(Dataset items)
--- BEGIN ---

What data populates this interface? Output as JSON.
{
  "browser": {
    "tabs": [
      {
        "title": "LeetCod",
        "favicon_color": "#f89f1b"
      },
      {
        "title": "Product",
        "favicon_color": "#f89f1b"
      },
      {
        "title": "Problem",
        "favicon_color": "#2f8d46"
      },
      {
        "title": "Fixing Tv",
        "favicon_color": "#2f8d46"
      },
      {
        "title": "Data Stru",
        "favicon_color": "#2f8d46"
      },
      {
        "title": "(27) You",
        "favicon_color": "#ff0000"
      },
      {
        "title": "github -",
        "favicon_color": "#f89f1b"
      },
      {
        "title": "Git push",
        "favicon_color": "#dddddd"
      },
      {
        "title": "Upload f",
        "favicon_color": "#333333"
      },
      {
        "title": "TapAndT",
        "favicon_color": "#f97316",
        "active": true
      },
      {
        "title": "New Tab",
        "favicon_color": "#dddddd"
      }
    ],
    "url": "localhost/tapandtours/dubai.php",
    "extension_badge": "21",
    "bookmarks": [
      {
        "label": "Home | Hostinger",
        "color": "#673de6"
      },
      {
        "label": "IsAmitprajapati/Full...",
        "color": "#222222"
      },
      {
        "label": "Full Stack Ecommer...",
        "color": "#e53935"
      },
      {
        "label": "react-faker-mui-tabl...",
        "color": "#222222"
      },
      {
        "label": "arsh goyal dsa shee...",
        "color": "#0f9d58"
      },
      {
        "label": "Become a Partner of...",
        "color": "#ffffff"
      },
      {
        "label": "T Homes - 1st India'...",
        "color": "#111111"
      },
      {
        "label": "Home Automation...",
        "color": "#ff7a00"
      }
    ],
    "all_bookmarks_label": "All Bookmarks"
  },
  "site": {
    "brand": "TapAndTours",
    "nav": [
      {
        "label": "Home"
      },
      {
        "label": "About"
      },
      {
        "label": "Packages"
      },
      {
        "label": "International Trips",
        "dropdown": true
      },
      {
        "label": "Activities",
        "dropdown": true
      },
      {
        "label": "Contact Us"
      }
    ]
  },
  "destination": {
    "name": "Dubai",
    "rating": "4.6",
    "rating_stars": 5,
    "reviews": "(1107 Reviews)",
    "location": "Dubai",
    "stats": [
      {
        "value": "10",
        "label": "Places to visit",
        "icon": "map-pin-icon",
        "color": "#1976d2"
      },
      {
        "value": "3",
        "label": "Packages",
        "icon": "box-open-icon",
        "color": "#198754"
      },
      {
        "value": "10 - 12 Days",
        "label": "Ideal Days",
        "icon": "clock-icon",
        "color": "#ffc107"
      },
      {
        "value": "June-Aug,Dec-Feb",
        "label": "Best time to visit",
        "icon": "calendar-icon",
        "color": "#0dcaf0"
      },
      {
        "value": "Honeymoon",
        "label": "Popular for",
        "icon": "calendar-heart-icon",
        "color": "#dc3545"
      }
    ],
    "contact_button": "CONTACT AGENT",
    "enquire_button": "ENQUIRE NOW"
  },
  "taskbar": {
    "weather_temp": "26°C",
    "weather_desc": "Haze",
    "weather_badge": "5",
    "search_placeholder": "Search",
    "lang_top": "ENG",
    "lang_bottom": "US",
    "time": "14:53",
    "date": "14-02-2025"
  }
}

--- END ---

TASK REQUIREMENTS>
Retype all of the data shown above, word for word.

ANSWER BELOW>
What data populates this interface? Output as JSON.
{
  "browser": {
    "tabs": [
      {
        "title": "LeetCod",
        "favicon_color": "#f89f1b"
      },
      {
        "title": "Product",
        "favicon_color": "#f89f1b"
      },
      {
        "title": "Problem",
        "favicon_color": "#2f8d46"
      },
      {
        "title": "Fixing Tv",
        "favicon_color": "#2f8d46"
      },
      {
        "title": "Data Stru",
        "favicon_color": "#2f8d46"
      },
      {
        "title": "(27) You",
        "favicon_color": "#ff0000"
      },
      {
        "title": "github -",
        "favicon_color": "#f89f1b"
      },
      {
        "title": "Git push",
        "favicon_color": "#dddddd"
      },
      {
        "title": "Upload f",
        "favicon_color": "#333333"
      },
      {
        "title": "TapAndT",
        "favicon_color": "#f97316",
        "active": true
      },
      {
        "title": "New Tab",
        "favicon_color": "#dddddd"
      }
    ],
    "url": "localhost/tapandtours/dubai.php",
    "extension_badge": "21",
    "bookmarks": [
      {
        "label": "Home | Hostinger",
        "color": "#673de6"
      },
      {
        "label": "IsAmitprajapati/Full...",
        "color": "#222222"
      },
      {
        "label": "Full Stack Ecommer...",
        "color": "#e53935"
      },
      {
        "label": "react-faker-mui-tabl...",
        "color": "#222222"
      },
      {
        "label": "arsh goyal dsa shee...",
        "color": "#0f9d58"
      },
      {
        "label": "Become a Partner of...",
        "color": "#ffffff"
      },
      {
        "label": "T Homes - 1st India'...",
        "color": "#111111"
      },
      {
        "label": "Home Automation...",
        "color": "#ff7a00"
      }
    ],
    "all_bookmarks_label": "All Bookmarks"
  },
  "site": {
    "brand": "TapAndTours",
    "nav": [
      {
        "label": "Home"
      },
      {
        "label": "About"
      },
      {
        "label": "Packages"
      },
      {
        "label": "International Trips",
        "dropdown": true
      },
      {
        "label": "Activities",
        "dropdown": true
      },
      {
        "label": "Contact Us"
      }
    ]
  },
  "destination": {
    "name": "Dubai",
    "rating": "4.6",
    "rating_stars": 5,
    "reviews": "(1107 Reviews)",
    "location": "Dubai",
    "stats": [
      {
        "value": "10",
        "label": "Places to visit",
        "icon": "map-pin-icon",
        "color": "#1976d2"
      },
      {
        "value": "3",
        "label": "Packages",
        "icon": "box-open-icon",
        "color": "#198754"
      },
      {
        "value": "10 - 12 Days",
        "label": "Ideal Days",
        "icon": "clock-icon",
        "color": "#ffc107"
      },
      {
        "value": "June-Aug,Dec-Feb",
        "label": "Best time to visit",
        "icon": "calendar-icon",
        "color": "#0dcaf0"
      },
      {
        "value": "Honeymoon",
        "label": "Popular for",
        "icon": "calendar-heart-icon",
        "color": "#dc3545"
      }
    ],
    "contact_button": "CONTACT AGENT",
    "enquire_button": "ENQUIRE NOW"
  },
  "taskbar": {
    "weather_temp": "26°C",
    "weather_desc": "Haze",
    "weather_badge": "5",
    "search_placeholder": "Search",
    "lang_top": "ENG",
    "lang_bottom": "US",
    "time": "14:53",
    "date": "14-02-2025"
  }
}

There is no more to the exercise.